### The exercise
Below are some records; work out how many of their lines contain "사고이력에" and give the number only.

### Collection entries
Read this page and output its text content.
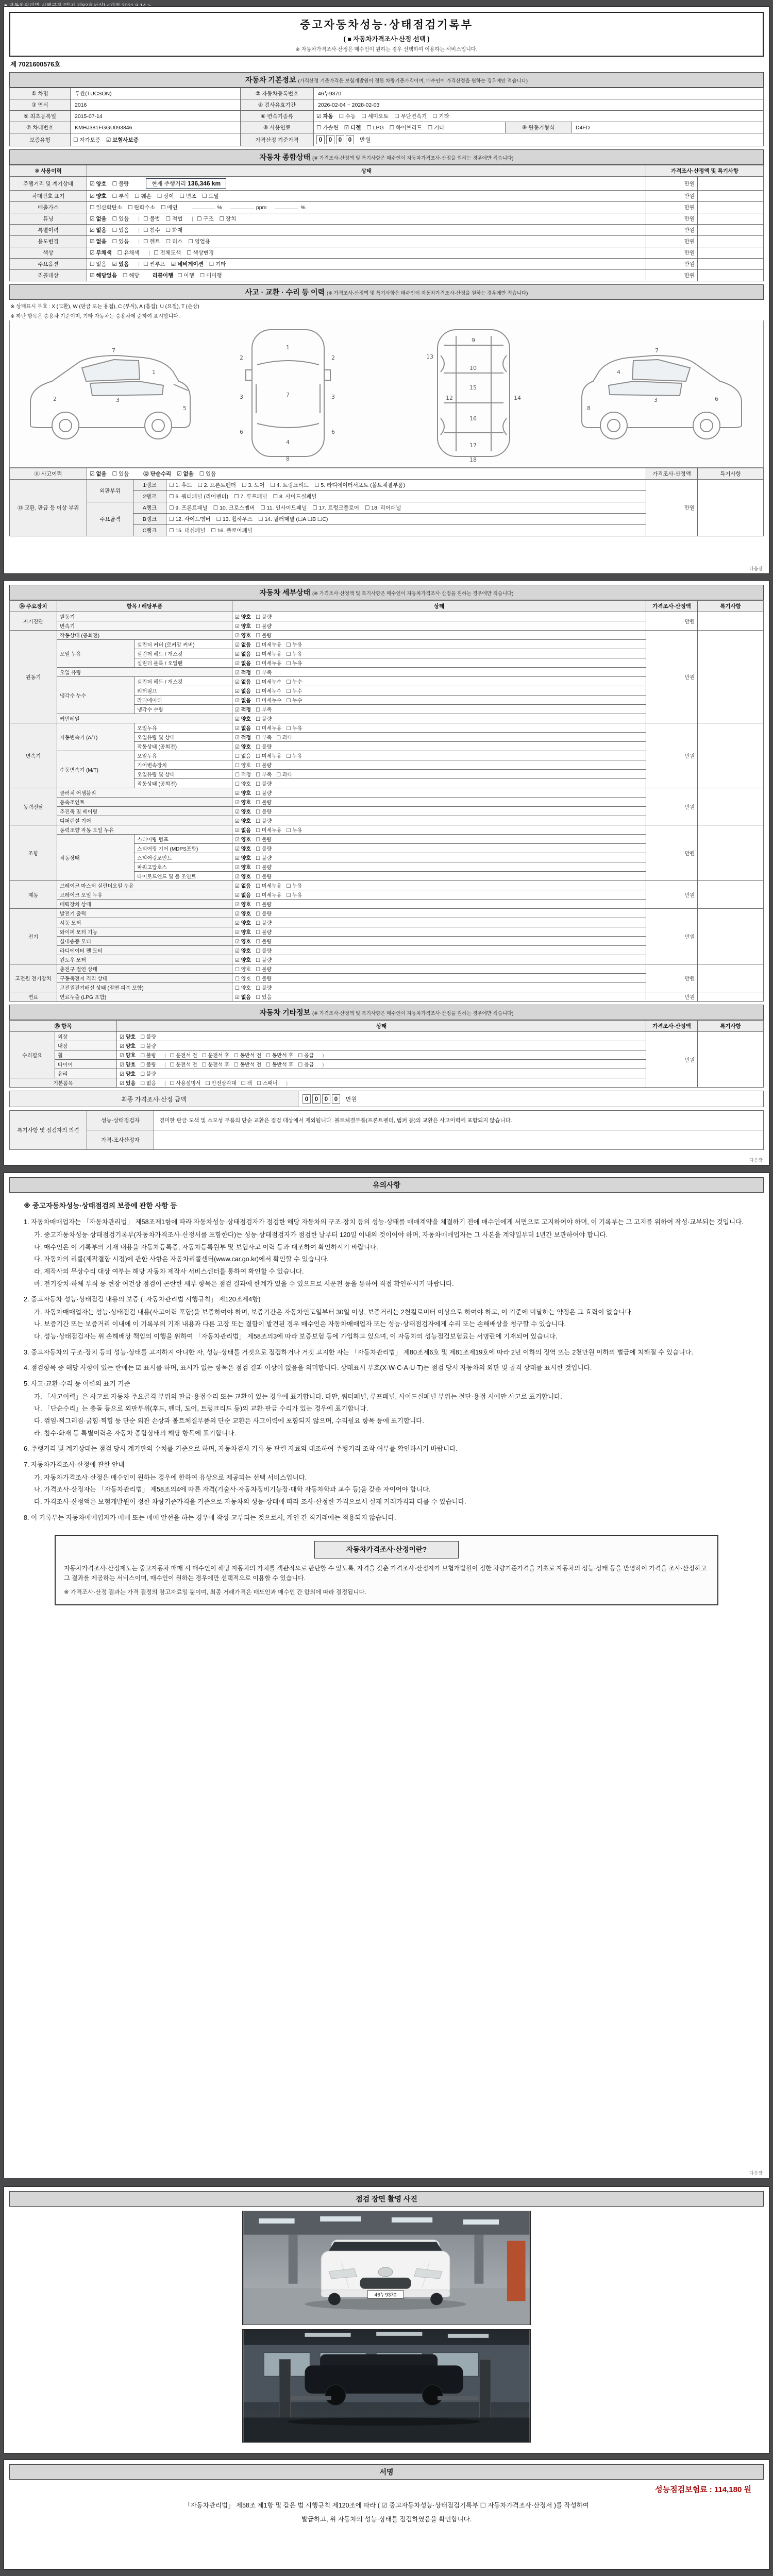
중고자동차성능·상태점검기록부
( ■ 자동차가격조사·산정 선택 )
※ 자동차가격조사·산정은 매수인이 원하는 경우 선택하여 이용하는 서비스입니다.
제 7021600576호
자동차 기본정보 (가격산정 기준가격은 보험개발원이 정한 차량기준가격이며, 매수인이 가격산정을 원하는 경우에만 적습니다)
① 차명	투싼(TUCSON)	② 자동차등록번호	46누9370		
③ 연식	2016	④ 검사유효기간	2026-02-04 ~ 2028-02-03		
⑤ 최초등록일	2015-07-14	⑥ 변속기종류	☑ 자동 ☐ 수동 ☐ 세미오토 ☐ 무단변속기 ☐ 기타		
⑦ 차대번호	KMHJ381FGGU093846	⑧ 사용연료	☐ 가솔린 ☑ 디젤 ☐ LPG ☐ 하이브리드 ☐ 기타	⑨ 원동기형식	D4FD
보증유형	☐ 자가보증 ☑ 보험사보증	가격산정 기준가격	0 0 0 0 만원		
자동차 종합상태 (※ 가격조사·산정액 및 특기사항은 매수인이 자동차가격조사·산정을 원하는 경우에만 적습니다)
⑩ 사용이력	상태	가격조사·산정액 및 특기사항	
주행거리 및 계기상태	☑ 양호 ☐ 불량 현재 주행거리 136,346 km	만원	

차대번호 표기	☑ 양호 ☐ 부식 ☐ 훼손 ☐ 상이 ☐ 변조 ☐ 도말	만원	

배출가스	☐ 일산화탄소 ☐ 탄화수소 ☐ 매연 % ppm %	만원	

튜닝	☑ 없음 ☐ 있음 | ☐ 불법 ☐ 적법 | ☐ 구조 ☐ 장치	만원	

특별이력	☑ 없음 ☐ 있음 | ☐ 침수 ☐ 화재	만원	

용도변경	☑ 없음 ☐ 있음 | ☐ 렌트 ☐ 리스 ☐ 영업용	만원	

색상	☑ 무채색 ☐ 유채색 | ☐ 전체도색 ☐ 색상변경	만원	

주요옵션	☐ 없음 ☑ 있음 | ☐ 썬루프 ☑ 네비게이션 ☐ 기타	만원	

리콜대상	☑ 해당없음 ☐ 해당 리콜이행 ☐ 이행 ☐ 미이행	만원	

사고 · 교환 · 수리 등 이력 (※ 가격조사·산정액 및 특기사항은 매수인이 자동차가격조사·산정을 원하는 경우에만 적습니다)
※ 상태표시 부호 : X (교환), W (판금 또는 용접), C (부식), A (흠집), U (요철), T (손상)
※ 하단 항목은 승용차 기준이며, 기타 자동차는 승용차에 준하여 표시합니다.
1
2	3
7
5
1
7
4
2	2
3	3
6	6
8
9
10
12
13
15
16
17
18
14
4
6
7
3
8
⑪ 사고이력	☑ 없음 ☐ 있음 ⑫ 단순수리 ☑ 없음 ☐ 있음			가격조사·산정액	특기사항
⑬ 교환, 판금 등 이상 부위	외판부위	1랭크	☐ 1. 후드 ☐ 2. 프론트펜더 ☐ 3. 도어 ☐ 4. 트렁크리드 ☐ 5. 라디에이터서포트 (볼트체결부품)	만원	

		2랭크	☐ 6. 쿼터패널 (리어펜더) ☐ 7. 루프패널 ☐ 8. 사이드실패널		
	주요골격	A랭크	☐ 9. 프론트패널 ☐ 10. 크로스멤버 ☐ 11. 인사이드패널 ☐ 17. 트렁크플로어 ☐ 18. 리어패널		
		B랭크	☐ 12. 사이드멤버 ☐ 13. 휠하우스 ☐ 14. 필러패널 (☐A ☐B ☐C)		
		C랭크	☐ 15. 대쉬패널 ☐ 16. 플로어패널		
다음장
자동차 세부상태 (※ 가격조사·산정액 및 특기사항은 매수인이 자동차가격조사·산정을 원하는 경우에만 적습니다)
⑭ 주요장치	항목 / 해당부품		상태	가격조사·산정액	특기사항
자기진단	원동기		☑ 양호 ☐ 불량	만원	

	변속기		☑ 양호 ☐ 불량		
원동기	작동상태 (공회전)		☑ 양호 ☐ 불량	만원	

	오일 누유	실린더 커버 (로커암 커버)	☑ 없음 ☐ 미세누유 ☐ 누유		
		실린더 헤드 / 개스킷	☑ 없음 ☐ 미세누유 ☐ 누유		
		실린더 블록 / 오일팬	☑ 없음 ☐ 미세누유 ☐ 누유		
	오일 유량		☑ 적정 ☐ 부족		
	냉각수 누수	실린더 헤드 / 개스킷	☑ 없음 ☐ 미세누수 ☐ 누수		
		워터펌프	☑ 없음 ☐ 미세누수 ☐ 누수		
		라디에이터	☑ 없음 ☐ 미세누수 ☐ 누수		
		냉각수 수량	☑ 적정 ☐ 부족		
	커먼레일		☑ 양호 ☐ 불량		
변속기	자동변속기 (A/T)	오일누유	☑ 없음 ☐ 미세누유 ☐ 누유	만원	

		오일유량 및 상태	☑ 적정 ☐ 부족 ☐ 과다		
		작동상태 (공회전)	☑ 양호 ☐ 불량		
	수동변속기 (M/T)	오일누유	☐ 없음 ☐ 미세누유 ☐ 누유		
		기어변속장치	☐ 양호 ☐ 불량		
		오일유량 및 상태	☐ 적정 ☐ 부족 ☐ 과다		
		작동상태 (공회전)	☐ 양호 ☐ 불량		
동력전달	클러치 어셈블리		☑ 양호 ☐ 불량	만원	

	등속조인트		☑ 양호 ☐ 불량		
	추진축 및 베어링		☑ 양호 ☐ 불량		
	디퍼렌셜 기어		☑ 양호 ☐ 불량		
조향	동력조향 작동 오일 누유		☑ 없음 ☐ 미세누유 ☐ 누유	만원	

	작동상태	스티어링 펌프	☑ 양호 ☐ 불량		
		스티어링 기어 (MDPS포함)	☑ 양호 ☐ 불량		
		스티어링조인트	☑ 양호 ☐ 불량		
		파워고압호스	☑ 양호 ☐ 불량		
		타이로드엔드 및 볼 조인트	☑ 양호 ☐ 불량		
제동	브레이크 마스터 실린더오일 누유		☑ 없음 ☐ 미세누유 ☐ 누유	만원	

	브레이크 오일 누유		☑ 없음 ☐ 미세누유 ☐ 누유		
	배력장치 상태		☑ 양호 ☐ 불량		
전기	발전기 출력		☑ 양호 ☐ 불량	만원	

	시동 모터		☑ 양호 ☐ 불량		
	와이퍼 모터 기능		☑ 양호 ☐ 불량		
	실내송풍 모터		☑ 양호 ☐ 불량		
	라디에이터 팬 모터		☑ 양호 ☐ 불량		
	윈도우 모터		☑ 양호 ☐ 불량		
고전원 전기장치	충전구 절연 상태		☐ 양호 ☐ 불량	만원	

	구동축전지 격리 상태		☐ 양호 ☐ 불량		
	고전원전기배선 상태 (절연 피복 포함)		☐ 양호 ☐ 불량		
연료	연료누출 (LPG 포함)		☑ 없음 ☐ 있음	만원	

자동차 기타정보 (※ 가격조사·산정액 및 특기사항은 매수인이 자동차가격조사·산정을 원하는 경우에만 적습니다)
⑮ 항목		상태	가격조사·산정액	특기사항
수리필요	외장	☑ 양호 ☐ 불량	만원	

	내장	☑ 양호 ☐ 불량		
	휠	☑ 양호 ☐ 불량 ( ☐ 운전석 전 ☐ 운전석 후 ☐ 동반석 전 ☐ 동반석 후 ☐ 응급 )		
	타이어	☑ 양호 ☐ 불량 ( ☐ 운전석 전 ☐ 운전석 후 ☐ 동반석 전 ☐ 동반석 후 ☐ 응급 )		
	유리	☑ 양호 ☐ 불량		
기본품목		☑ 있음 ☐ 없음 ( ☐ 사용설명서 ☐ 안전삼각대 ☐ 잭 ☐ 스패너 )		
최종 가격조사·산정 금액	0 0 0 0 만원
특기사항 및 점검자의 의견	성능·상태점검자	경미한 판금·도색 및 소모성 부품의 단순 교환은 점검 대상에서 제외됩니다. 볼트체결부품(프론트펜더, 범퍼 등)의 교환은 사고이력에 포함되지 않습니다.
	가격·조사산정자	
다음장
유의사항
※ 중고자동차성능·상태점검의 보증에 관한 사항 등
1. 자동차매매업자는 「자동차관리법」 제58조제1항에 따라 자동차성능·상태점검자가 점검한 해당 자동차의 구조·장치 등의 성능·상태를 매매계약을 체결하기 전에 매수인에게 서면으로 고지하여야 하며, 이 기록부는 그 고지를 위하여 작성·교부되는 것입니다.
가. 중고자동차성능·상태점검기록부(자동차가격조사·산정서를 포함한다)는 성능·상태점검자가 점검한 날부터 120일 이내의 것이어야 하며, 자동차매매업자는 그 사본을 계약일부터 1년간 보관하여야 합니다.
나. 매수인은 이 기록부의 기재 내용을 자동차등록증, 자동차등록원부 및 보험사고 이력 등과 대조하여 확인하시기 바랍니다.
다. 자동차의 리콜(제작결함 시정)에 관한 사항은 자동차리콜센터(www.car.go.kr)에서 확인할 수 있습니다.
라. 제작사의 무상수리 대상 여부는 해당 자동차 제작사 서비스센터를 통하여 확인할 수 있습니다.
마. 전기장치·하체 부식 등 현장 여건상 점검이 곤란한 세부 항목은 점검 결과에 한계가 있을 수 있으므로 시운전 등을 통하여 직접 확인하시기 바랍니다.
2. 중고자동차 성능·상태점검 내용의 보증 (「자동차관리법 시행규칙」 제120조제4항)
가. 자동차매매업자는 성능·상태점검 내용(사고이력 포함)을 보증하여야 하며, 보증기간은 자동차인도일부터 30일 이상, 보증거리는 2천킬로미터 이상으로 하여야 하고, 이 기준에 미달하는 약정은 그 효력이 없습니다.
나. 보증기간 또는 보증거리 이내에 이 기록부의 기재 내용과 다른 고장 또는 결함이 발견된 경우 매수인은 자동차매매업자 또는 성능·상태점검자에게 수리 또는 손해배상을 청구할 수 있습니다.
다. 성능·상태점검자는 위 손해배상 책임의 이행을 위하여 「자동차관리법」 제58조의3에 따라 보증보험 등에 가입하고 있으며, 이 자동차의 성능점검보험료는 서명란에 기재되어 있습니다.
3. 중고자동차의 구조·장치 등의 성능·상태를 고지하지 아니한 자, 성능·상태를 거짓으로 점검하거나 거짓 고지한 자는 「자동차관리법」 제80조제6호 및 제81조제19호에 따라 2년 이하의 징역 또는 2천만원 이하의 벌금에 처해질 수 있습니다.
4. 점검항목 중 해당 사항이 있는 란에는 ☑ 표시를 하며, 표시가 없는 항목은 점검 결과 이상이 없음을 의미합니다. 상태표시 부호(X·W·C·A·U·T)는 점검 당시 자동차의 외판 및 골격 상태를 표시한 것입니다.
5. 사고·교환·수리 등 이력의 표기 기준
가. 「사고이력」은 사고로 자동차 주요골격 부위의 판금·용접수리 또는 교환이 있는 경우에 표기합니다. 다만, 쿼터패널, 루프패널, 사이드실패널 부위는 절단·용접 시에만 사고로 표기합니다.
나. 「단순수리」는 충돌 등으로 외판부위(후드, 펜더, 도어, 트렁크리드 등)의 교환·판금 수리가 있는 경우에 표기합니다.
다. 꺾임·찌그러짐·긁힘·찍힘 등 단순 외관 손상과 볼트체결부품의 단순 교환은 사고이력에 포함되지 않으며, 수리필요 항목 등에 표기합니다.
라. 침수·화재 등 특별이력은 자동차 종합상태의 해당 항목에 표기합니다.
6. 주행거리 및 계기상태는 점검 당시 계기판의 수치를 기준으로 하며, 자동차검사 기록 등 관련 자료와 대조하여 주행거리 조작 여부를 확인하시기 바랍니다.
7. 자동차가격조사·산정에 관한 안내
가. 자동차가격조사·산정은 매수인이 원하는 경우에 한하여 유상으로 제공되는 선택 서비스입니다.
나. 가격조사·산정자는 「자동차관리법」 제58조의4에 따른 자격(기술사·자동차정비기능장·대학 자동차학과 교수 등)을 갖춘 자이어야 합니다.
다. 가격조사·산정액은 보험개발원이 정한 차량기준가격을 기준으로 자동차의 성능·상태에 따라 조사·산정한 가격으로서 실제 거래가격과 다를 수 있습니다.
8. 이 기록부는 자동차매매업자가 매매 또는 매매 알선을 하는 경우에 작성·교부되는 것으로서, 개인 간 직거래에는 적용되지 않습니다.
자동차가격조사·산정이란?
자동차가격조사·산정제도는 중고자동차 매매 시 매수인이 해당 자동차의 가치를 객관적으로 판단할 수 있도록, 자격을 갖춘 가격조사·산정자가 보험개발원이 정한 차량기준가격을 기초로 자동차의 성능·상태 등을 반영하여 가격을 조사·산정하고 그 결과를 제공하는 서비스이며, 매수인이 원하는 경우에만 선택적으로 이용할 수 있습니다.
※ 가격조사·산정 결과는 가격 결정의 참고자료일 뿐이며, 최종 거래가격은 매도인과 매수인 간 합의에 따라 결정됩니다.
다음장
점검 장면 촬영 사진
46누9370
서명
성능점검보험료 : 114,180 원
「자동차관리법」 제58조 제1항 및 같은 법 시행규칙 제120조에 따라 ( ☑ 중고자동차성능·상태점검기록부 ☐ 자동차가격조사·산정서 )를 작성하여
발급하고, 위 자동차의 성능·상태를 점검하였음을 확인합니다.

### Written response
2